** BRIEF **
Reproduce every record exactly as it appears, but not the pictures.

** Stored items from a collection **
* * * * * * * * *

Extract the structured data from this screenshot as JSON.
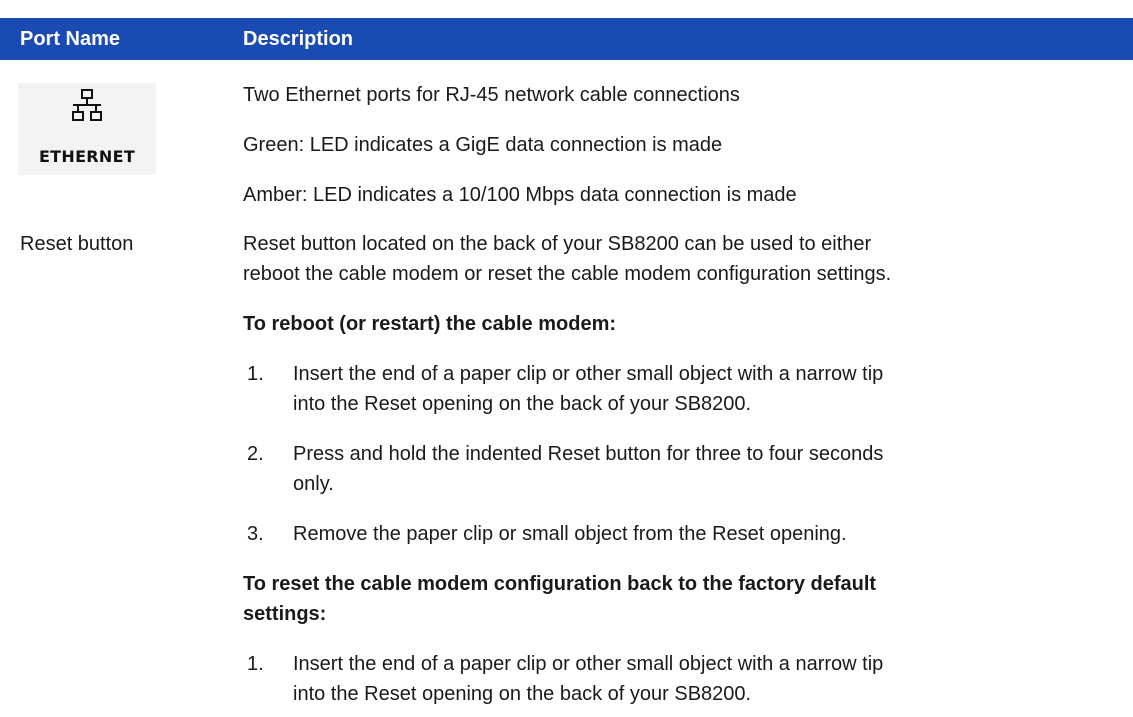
{
  "table": {
    "headers": {
      "port_name": "Port Name",
      "description": "Description"
    },
    "ethernet": {
      "icon": "ethernet-network-icon",
      "icon_label": "ETHERNET",
      "lines": [
        "Two Ethernet ports for RJ-45 network cable connections",
        "Green: LED indicates a GigE data connection is made",
        "Amber: LED indicates a 10/100 Mbps data connection is made"
      ]
    },
    "reset": {
      "port_name": "Reset button",
      "intro_lines": [
        "Reset button located on the back of your SB8200 can be used to either",
        "reboot the cable modem or reset the cable modem configuration settings."
      ],
      "reboot_heading": "To reboot (or restart) the cable modem:",
      "reboot_steps": [
        {
          "num": "1.",
          "lines": [
            "Insert the end of a paper clip or other small object with a narrow tip",
            "into the Reset opening on the back of your SB8200."
          ]
        },
        {
          "num": "2.",
          "lines": [
            "Press and hold the indented Reset button for three to four seconds",
            "only."
          ]
        },
        {
          "num": "3.",
          "lines": [
            "Remove the paper clip or small object from the Reset opening."
          ]
        }
      ],
      "factory_heading_lines": [
        "To reset the cable modem configuration back to the factory default",
        "settings:"
      ],
      "factory_steps": [
        {
          "num": "1.",
          "lines": [
            "Insert the end of a paper clip or other small object with a narrow tip",
            "into the Reset opening on the back of your SB8200."
          ]
        }
      ]
    }
  },
  "colors": {
    "header_bg": "#1a4bb3",
    "header_text": "#ffffff"
  }
}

* * * * * * * * *

** CORRECT OUTPUT **
Extract the structured data from this screenshot as JSON.
{
  "table": {
    "headers": {
      "port_name": "Port Name",
      "description": "Description"
    },
    "ethernet": {
      "icon": "ethernet-network-icon",
      "icon_label": "ETHERNET",
      "lines": [
        "Two Ethernet ports for RJ-45 network cable connections",
        "Green: LED indicates a GigE data connection is made",
        "Amber: LED indicates a 10/100 Mbps data connection is made"
      ]
    },
    "reset": {
      "port_name": "Reset button",
      "intro_lines": [
        "Reset button located on the back of your SB8200 can be used to either",
        "reboot the cable modem or reset the cable modem configuration settings."
      ],
      "reboot_heading": "To reboot (or restart) the cable modem:",
      "reboot_steps": [
        {
          "num": "1.",
          "lines": [
            "Insert the end of a paper clip or other small object with a narrow tip",
            "into the Reset opening on the back of your SB8200."
          ]
        },
        {
          "num": "2.",
          "lines": [
            "Press and hold the indented Reset button for three to four seconds",
            "only."
          ]
        },
        {
          "num": "3.",
          "lines": [
            "Remove the paper clip or small object from the Reset opening."
          ]
        }
      ],
      "factory_heading_lines": [
        "To reset the cable modem configuration back to the factory default",
        "settings:"
      ],
      "factory_steps": [
        {
          "num": "1.",
          "lines": [
            "Insert the end of a paper clip or other small object with a narrow tip",
            "into the Reset opening on the back of your SB8200."
          ]
        }
      ]
    }
  },
  "colors": {
    "header_bg": "#1a4bb3",
    "header_text": "#ffffff"
  }
}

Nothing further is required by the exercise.